- PROVIDED ENTRIES -
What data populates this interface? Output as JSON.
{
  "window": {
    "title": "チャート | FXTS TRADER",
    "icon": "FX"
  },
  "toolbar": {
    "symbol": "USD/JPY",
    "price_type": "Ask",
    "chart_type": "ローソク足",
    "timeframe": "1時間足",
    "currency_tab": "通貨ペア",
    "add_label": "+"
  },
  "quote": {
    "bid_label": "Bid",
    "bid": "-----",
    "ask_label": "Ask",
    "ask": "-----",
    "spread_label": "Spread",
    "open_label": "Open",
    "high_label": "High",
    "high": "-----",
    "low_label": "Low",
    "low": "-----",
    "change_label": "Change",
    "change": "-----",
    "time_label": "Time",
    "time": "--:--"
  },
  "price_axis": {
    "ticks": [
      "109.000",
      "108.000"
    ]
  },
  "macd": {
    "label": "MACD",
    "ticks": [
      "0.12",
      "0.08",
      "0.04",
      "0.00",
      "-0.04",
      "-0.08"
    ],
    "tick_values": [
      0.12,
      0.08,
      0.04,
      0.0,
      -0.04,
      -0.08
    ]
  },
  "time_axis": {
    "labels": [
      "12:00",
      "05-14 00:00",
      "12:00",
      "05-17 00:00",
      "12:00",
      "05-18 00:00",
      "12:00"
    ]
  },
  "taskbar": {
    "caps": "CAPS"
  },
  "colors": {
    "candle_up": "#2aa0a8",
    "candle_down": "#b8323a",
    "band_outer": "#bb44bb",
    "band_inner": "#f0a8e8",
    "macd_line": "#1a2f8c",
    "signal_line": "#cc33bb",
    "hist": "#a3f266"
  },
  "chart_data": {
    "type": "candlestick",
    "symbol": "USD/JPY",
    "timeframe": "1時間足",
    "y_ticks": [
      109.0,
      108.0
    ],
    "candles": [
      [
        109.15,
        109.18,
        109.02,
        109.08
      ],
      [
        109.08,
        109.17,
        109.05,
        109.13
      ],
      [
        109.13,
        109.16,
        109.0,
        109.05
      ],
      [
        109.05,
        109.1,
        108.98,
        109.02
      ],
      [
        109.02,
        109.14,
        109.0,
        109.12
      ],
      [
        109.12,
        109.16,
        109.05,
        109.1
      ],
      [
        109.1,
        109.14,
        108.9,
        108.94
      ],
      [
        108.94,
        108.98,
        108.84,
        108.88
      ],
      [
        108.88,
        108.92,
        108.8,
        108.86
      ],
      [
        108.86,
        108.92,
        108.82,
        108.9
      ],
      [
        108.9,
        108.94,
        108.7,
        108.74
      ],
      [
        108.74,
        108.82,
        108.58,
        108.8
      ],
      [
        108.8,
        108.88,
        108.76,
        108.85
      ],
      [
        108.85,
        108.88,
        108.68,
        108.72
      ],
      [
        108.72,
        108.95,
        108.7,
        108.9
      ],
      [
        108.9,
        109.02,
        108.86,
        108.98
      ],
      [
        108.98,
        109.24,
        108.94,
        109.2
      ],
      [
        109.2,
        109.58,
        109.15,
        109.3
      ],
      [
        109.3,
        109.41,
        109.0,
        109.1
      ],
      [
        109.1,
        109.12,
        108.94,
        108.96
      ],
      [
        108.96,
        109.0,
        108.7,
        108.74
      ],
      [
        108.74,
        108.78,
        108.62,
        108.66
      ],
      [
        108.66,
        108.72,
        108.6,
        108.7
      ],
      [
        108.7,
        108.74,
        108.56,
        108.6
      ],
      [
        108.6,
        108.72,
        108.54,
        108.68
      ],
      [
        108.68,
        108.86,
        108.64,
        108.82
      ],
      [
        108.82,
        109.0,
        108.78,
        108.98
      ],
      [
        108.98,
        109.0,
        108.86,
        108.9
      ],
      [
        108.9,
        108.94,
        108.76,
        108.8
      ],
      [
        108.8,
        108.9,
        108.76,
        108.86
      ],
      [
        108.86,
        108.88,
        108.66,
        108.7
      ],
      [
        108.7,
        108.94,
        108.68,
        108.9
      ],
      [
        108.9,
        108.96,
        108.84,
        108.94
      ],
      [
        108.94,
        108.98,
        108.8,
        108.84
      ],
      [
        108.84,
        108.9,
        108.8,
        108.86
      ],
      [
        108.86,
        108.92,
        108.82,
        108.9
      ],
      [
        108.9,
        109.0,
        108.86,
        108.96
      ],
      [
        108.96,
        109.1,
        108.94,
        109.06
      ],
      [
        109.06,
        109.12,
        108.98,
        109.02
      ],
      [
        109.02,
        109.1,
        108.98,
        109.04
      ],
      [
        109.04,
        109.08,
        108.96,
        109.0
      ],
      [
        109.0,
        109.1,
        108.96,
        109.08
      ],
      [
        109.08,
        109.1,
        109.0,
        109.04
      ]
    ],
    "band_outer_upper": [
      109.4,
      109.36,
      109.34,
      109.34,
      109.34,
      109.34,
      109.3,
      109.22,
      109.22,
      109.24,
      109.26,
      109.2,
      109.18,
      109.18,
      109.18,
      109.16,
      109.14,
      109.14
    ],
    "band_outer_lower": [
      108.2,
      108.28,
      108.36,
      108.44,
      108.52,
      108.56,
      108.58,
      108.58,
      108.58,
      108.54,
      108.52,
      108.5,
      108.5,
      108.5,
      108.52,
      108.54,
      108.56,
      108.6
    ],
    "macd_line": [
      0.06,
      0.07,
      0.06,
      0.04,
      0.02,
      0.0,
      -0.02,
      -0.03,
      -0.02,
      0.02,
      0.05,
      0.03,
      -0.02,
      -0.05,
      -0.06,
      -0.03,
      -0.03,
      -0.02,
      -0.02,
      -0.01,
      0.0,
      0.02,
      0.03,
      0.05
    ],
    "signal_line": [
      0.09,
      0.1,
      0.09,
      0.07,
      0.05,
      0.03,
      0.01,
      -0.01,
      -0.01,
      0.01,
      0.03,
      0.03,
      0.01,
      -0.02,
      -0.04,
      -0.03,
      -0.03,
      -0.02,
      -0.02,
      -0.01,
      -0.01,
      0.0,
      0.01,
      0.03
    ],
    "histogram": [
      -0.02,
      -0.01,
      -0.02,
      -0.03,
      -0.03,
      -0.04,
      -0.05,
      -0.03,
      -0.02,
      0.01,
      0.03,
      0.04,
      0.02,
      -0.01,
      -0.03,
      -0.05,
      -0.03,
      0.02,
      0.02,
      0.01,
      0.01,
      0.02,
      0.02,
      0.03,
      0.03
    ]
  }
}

- EXERCISE -
Copy the material above verbatim.

- CORRECT ANSWER -
What data populates this interface? Output as JSON.
{
  "window": {
    "title": "チャート | FXTS TRADER",
    "icon": "FX"
  },
  "toolbar": {
    "symbol": "USD/JPY",
    "price_type": "Ask",
    "chart_type": "ローソク足",
    "timeframe": "1時間足",
    "currency_tab": "通貨ペア",
    "add_label": "+"
  },
  "quote": {
    "bid_label": "Bid",
    "bid": "-----",
    "ask_label": "Ask",
    "ask": "-----",
    "spread_label": "Spread",
    "open_label": "Open",
    "high_label": "High",
    "high": "-----",
    "low_label": "Low",
    "low": "-----",
    "change_label": "Change",
    "change": "-----",
    "time_label": "Time",
    "time": "--:--"
  },
  "price_axis": {
    "ticks": [
      "109.000",
      "108.000"
    ]
  },
  "macd": {
    "label": "MACD",
    "ticks": [
      "0.12",
      "0.08",
      "0.04",
      "0.00",
      "-0.04",
      "-0.08"
    ],
    "tick_values": [
      0.12,
      0.08,
      0.04,
      0.0,
      -0.04,
      -0.08
    ]
  },
  "time_axis": {
    "labels": [
      "12:00",
      "05-14 00:00",
      "12:00",
      "05-17 00:00",
      "12:00",
      "05-18 00:00",
      "12:00"
    ]
  },
  "taskbar": {
    "caps": "CAPS"
  },
  "colors": {
    "candle_up": "#2aa0a8",
    "candle_down": "#b8323a",
    "band_outer": "#bb44bb",
    "band_inner": "#f0a8e8",
    "macd_line": "#1a2f8c",
    "signal_line": "#cc33bb",
    "hist": "#a3f266"
  },
  "chart_data": {
    "type": "candlestick",
    "symbol": "USD/JPY",
    "timeframe": "1時間足",
    "y_ticks": [
      109.0,
      108.0
    ],
    "candles": [
      [
        109.15,
        109.18,
        109.02,
        109.08
      ],
      [
        109.08,
        109.17,
        109.05,
        109.13
      ],
      [
        109.13,
        109.16,
        109.0,
        109.05
      ],
      [
        109.05,
        109.1,
        108.98,
        109.02
      ],
      [
        109.02,
        109.14,
        109.0,
        109.12
      ],
      [
        109.12,
        109.16,
        109.05,
        109.1
      ],
      [
        109.1,
        109.14,
        108.9,
        108.94
      ],
      [
        108.94,
        108.98,
        108.84,
        108.88
      ],
      [
        108.88,
        108.92,
        108.8,
        108.86
      ],
      [
        108.86,
        108.92,
        108.82,
        108.9
      ],
      [
        108.9,
        108.94,
        108.7,
        108.74
      ],
      [
        108.74,
        108.82,
        108.58,
        108.8
      ],
      [
        108.8,
        108.88,
        108.76,
        108.85
      ],
      [
        108.85,
        108.88,
        108.68,
        108.72
      ],
      [
        108.72,
        108.95,
        108.7,
        108.9
      ],
      [
        108.9,
        109.02,
        108.86,
        108.98
      ],
      [
        108.98,
        109.24,
        108.94,
        109.2
      ],
      [
        109.2,
        109.58,
        109.15,
        109.3
      ],
      [
        109.3,
        109.41,
        109.0,
        109.1
      ],
      [
        109.1,
        109.12,
        108.94,
        108.96
      ],
      [
        108.96,
        109.0,
        108.7,
        108.74
      ],
      [
        108.74,
        108.78,
        108.62,
        108.66
      ],
      [
        108.66,
        108.72,
        108.6,
        108.7
      ],
      [
        108.7,
        108.74,
        108.56,
        108.6
      ],
      [
        108.6,
        108.72,
        108.54,
        108.68
      ],
      [
        108.68,
        108.86,
        108.64,
        108.82
      ],
      [
        108.82,
        109.0,
        108.78,
        108.98
      ],
      [
        108.98,
        109.0,
        108.86,
        108.9
      ],
      [
        108.9,
        108.94,
        108.76,
        108.8
      ],
      [
        108.8,
        108.9,
        108.76,
        108.86
      ],
      [
        108.86,
        108.88,
        108.66,
        108.7
      ],
      [
        108.7,
        108.94,
        108.68,
        108.9
      ],
      [
        108.9,
        108.96,
        108.84,
        108.94
      ],
      [
        108.94,
        108.98,
        108.8,
        108.84
      ],
      [
        108.84,
        108.9,
        108.8,
        108.86
      ],
      [
        108.86,
        108.92,
        108.82,
        108.9
      ],
      [
        108.9,
        109.0,
        108.86,
        108.96
      ],
      [
        108.96,
        109.1,
        108.94,
        109.06
      ],
      [
        109.06,
        109.12,
        108.98,
        109.02
      ],
      [
        109.02,
        109.1,
        108.98,
        109.04
      ],
      [
        109.04,
        109.08,
        108.96,
        109.0
      ],
      [
        109.0,
        109.1,
        108.96,
        109.08
      ],
      [
        109.08,
        109.1,
        109.0,
        109.04
      ]
    ],
    "band_outer_upper": [
      109.4,
      109.36,
      109.34,
      109.34,
      109.34,
      109.34,
      109.3,
      109.22,
      109.22,
      109.24,
      109.26,
      109.2,
      109.18,
      109.18,
      109.18,
      109.16,
      109.14,
      109.14
    ],
    "band_outer_lower": [
      108.2,
      108.28,
      108.36,
      108.44,
      108.52,
      108.56,
      108.58,
      108.58,
      108.58,
      108.54,
      108.52,
      108.5,
      108.5,
      108.5,
      108.52,
      108.54,
      108.56,
      108.6
    ],
    "macd_line": [
      0.06,
      0.07,
      0.06,
      0.04,
      0.02,
      0.0,
      -0.02,
      -0.03,
      -0.02,
      0.02,
      0.05,
      0.03,
      -0.02,
      -0.05,
      -0.06,
      -0.03,
      -0.03,
      -0.02,
      -0.02,
      -0.01,
      0.0,
      0.02,
      0.03,
      0.05
    ],
    "signal_line": [
      0.09,
      0.1,
      0.09,
      0.07,
      0.05,
      0.03,
      0.01,
      -0.01,
      -0.01,
      0.01,
      0.03,
      0.03,
      0.01,
      -0.02,
      -0.04,
      -0.03,
      -0.03,
      -0.02,
      -0.02,
      -0.01,
      -0.01,
      0.0,
      0.01,
      0.03
    ],
    "histogram": [
      -0.02,
      -0.01,
      -0.02,
      -0.03,
      -0.03,
      -0.04,
      -0.05,
      -0.03,
      -0.02,
      0.01,
      0.03,
      0.04,
      0.02,
      -0.01,
      -0.03,
      -0.05,
      -0.03,
      0.02,
      0.02,
      0.01,
      0.01,
      0.02,
      0.02,
      0.03,
      0.03
    ]
  }
}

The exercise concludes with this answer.